WHAT TO WORK ON
Using the listing below, extract each line that has the word "label" in it.

Excerpt from a dataset
-- begin --

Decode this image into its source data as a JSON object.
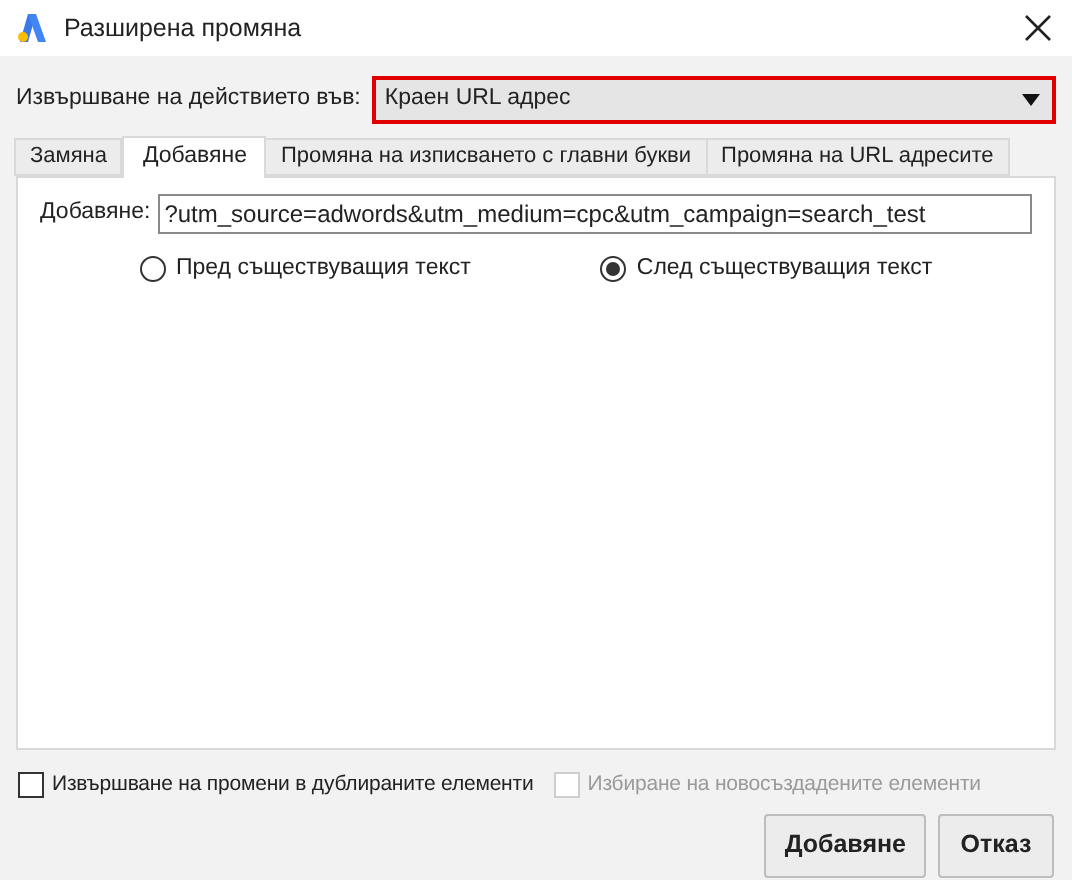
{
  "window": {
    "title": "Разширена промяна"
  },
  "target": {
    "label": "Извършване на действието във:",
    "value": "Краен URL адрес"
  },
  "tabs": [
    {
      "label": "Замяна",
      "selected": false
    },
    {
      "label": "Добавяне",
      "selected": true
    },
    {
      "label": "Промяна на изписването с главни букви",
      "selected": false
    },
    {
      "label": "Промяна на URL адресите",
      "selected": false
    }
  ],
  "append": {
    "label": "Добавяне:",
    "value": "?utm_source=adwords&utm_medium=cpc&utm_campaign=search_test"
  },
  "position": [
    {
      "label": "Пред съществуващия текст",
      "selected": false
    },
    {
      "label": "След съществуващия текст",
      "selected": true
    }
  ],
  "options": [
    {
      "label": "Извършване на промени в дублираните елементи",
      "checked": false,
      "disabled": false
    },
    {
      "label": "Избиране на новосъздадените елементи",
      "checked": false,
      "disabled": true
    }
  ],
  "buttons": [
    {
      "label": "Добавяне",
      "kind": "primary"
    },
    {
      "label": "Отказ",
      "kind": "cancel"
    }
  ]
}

-- end --
-- begin --

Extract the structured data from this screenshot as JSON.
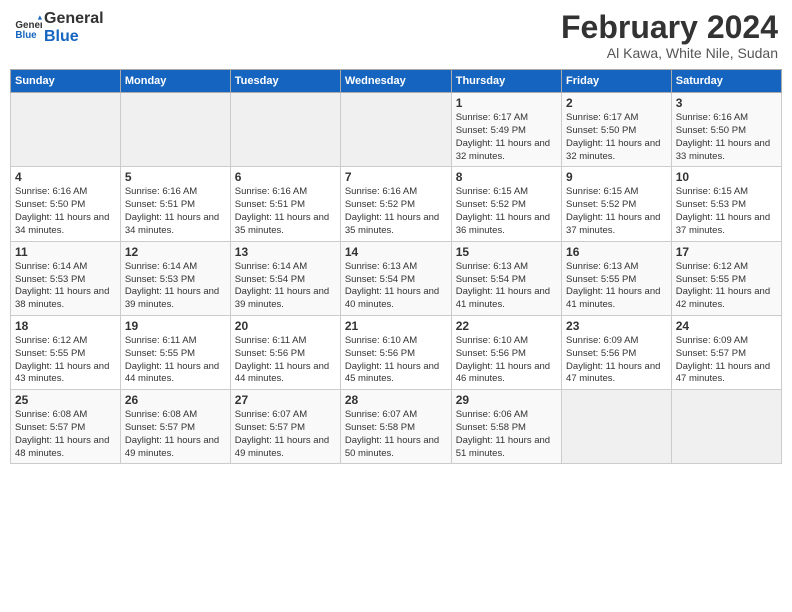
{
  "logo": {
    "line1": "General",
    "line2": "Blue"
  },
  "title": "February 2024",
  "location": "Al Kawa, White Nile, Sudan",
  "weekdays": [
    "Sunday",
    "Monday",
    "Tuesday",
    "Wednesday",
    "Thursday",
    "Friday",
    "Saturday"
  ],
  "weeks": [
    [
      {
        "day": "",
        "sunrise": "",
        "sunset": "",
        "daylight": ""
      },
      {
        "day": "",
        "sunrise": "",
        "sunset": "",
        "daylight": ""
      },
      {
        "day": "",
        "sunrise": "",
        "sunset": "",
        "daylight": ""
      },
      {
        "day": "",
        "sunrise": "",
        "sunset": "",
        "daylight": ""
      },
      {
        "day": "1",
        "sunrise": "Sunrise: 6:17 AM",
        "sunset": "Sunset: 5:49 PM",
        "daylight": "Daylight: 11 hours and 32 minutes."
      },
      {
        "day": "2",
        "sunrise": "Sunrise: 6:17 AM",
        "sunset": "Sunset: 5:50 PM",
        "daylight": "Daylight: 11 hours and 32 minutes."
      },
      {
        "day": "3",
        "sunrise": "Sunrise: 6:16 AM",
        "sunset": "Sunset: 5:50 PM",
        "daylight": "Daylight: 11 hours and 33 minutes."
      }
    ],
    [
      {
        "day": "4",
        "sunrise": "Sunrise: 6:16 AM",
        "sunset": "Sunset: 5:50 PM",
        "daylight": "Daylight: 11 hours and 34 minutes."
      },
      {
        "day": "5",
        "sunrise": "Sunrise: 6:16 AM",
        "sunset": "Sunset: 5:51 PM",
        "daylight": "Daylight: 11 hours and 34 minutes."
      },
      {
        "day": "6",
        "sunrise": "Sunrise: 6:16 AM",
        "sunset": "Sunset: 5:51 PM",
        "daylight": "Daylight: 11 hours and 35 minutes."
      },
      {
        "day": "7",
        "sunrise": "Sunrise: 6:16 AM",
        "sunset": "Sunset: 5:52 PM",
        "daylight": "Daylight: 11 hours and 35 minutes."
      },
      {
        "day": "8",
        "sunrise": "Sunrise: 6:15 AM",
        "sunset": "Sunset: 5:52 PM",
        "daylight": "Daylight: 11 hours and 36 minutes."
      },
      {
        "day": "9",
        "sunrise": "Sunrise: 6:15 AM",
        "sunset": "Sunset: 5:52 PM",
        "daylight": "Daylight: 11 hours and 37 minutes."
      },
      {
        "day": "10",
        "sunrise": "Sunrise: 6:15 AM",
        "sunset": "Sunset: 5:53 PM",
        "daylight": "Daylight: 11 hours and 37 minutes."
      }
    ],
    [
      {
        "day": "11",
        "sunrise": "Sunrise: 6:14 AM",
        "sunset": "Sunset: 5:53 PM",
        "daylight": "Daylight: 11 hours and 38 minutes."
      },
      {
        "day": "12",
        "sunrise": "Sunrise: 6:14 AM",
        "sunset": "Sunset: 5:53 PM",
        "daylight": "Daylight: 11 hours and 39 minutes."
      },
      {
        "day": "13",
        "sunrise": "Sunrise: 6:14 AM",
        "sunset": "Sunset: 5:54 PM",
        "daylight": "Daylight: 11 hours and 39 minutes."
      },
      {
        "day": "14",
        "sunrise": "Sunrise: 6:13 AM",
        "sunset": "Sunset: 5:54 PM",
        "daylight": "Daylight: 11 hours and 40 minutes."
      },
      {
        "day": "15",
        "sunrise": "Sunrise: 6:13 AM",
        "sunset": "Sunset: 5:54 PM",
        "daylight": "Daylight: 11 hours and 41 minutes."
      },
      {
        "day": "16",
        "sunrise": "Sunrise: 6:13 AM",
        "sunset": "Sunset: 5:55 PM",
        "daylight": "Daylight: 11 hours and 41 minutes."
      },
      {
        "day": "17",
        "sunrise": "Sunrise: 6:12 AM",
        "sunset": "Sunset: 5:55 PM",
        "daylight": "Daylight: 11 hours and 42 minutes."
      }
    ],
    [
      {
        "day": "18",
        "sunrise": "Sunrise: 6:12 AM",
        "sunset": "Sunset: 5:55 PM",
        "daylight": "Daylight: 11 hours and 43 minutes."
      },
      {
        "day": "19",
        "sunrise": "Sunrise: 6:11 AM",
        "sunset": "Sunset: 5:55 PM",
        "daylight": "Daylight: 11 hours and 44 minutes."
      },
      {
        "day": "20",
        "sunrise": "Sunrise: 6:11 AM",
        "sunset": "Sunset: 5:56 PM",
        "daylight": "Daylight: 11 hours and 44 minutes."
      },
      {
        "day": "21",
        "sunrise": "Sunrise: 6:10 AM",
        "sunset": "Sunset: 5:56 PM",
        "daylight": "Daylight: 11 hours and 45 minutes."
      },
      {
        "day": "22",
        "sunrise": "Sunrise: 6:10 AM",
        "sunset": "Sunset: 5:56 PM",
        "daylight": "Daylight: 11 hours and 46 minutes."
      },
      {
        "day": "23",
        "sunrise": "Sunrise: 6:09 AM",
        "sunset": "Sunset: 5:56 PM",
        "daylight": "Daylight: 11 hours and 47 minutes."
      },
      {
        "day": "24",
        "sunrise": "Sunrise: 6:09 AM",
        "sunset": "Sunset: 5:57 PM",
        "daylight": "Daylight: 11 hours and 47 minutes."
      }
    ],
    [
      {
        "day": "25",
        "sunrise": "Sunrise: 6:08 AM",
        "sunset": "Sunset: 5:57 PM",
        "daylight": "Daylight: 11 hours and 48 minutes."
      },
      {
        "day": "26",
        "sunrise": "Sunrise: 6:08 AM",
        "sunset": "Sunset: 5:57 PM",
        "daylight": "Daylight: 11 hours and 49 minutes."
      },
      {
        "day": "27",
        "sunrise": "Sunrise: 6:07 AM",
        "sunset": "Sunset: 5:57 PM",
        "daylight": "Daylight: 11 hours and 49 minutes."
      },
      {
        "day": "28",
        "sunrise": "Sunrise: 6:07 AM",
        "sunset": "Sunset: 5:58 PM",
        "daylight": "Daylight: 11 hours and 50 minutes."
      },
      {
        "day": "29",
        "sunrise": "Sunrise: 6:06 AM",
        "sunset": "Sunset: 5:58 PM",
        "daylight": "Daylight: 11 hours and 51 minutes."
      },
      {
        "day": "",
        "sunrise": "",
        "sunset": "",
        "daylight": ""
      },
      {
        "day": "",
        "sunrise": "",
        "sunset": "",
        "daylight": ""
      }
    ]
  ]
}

-- end --

EXERCISE OUTPUT
    "label": "Извършване на действието във:",
      "label": "Замяна",
      "label": "Добавяне",
      "label": "Промяна на изписването с главни букви",
      "label": "Промяна на URL адресите",
    "label": "Добавяне:",
      "label": "Пред съществуващия текст",
      "label": "След съществуващия текст",
      "label": "Извършване на промени в дублираните елементи",
      "label": "Избиране на новосъздадените елементи",
      "label": "Добавяне",
      "label": "Отказ",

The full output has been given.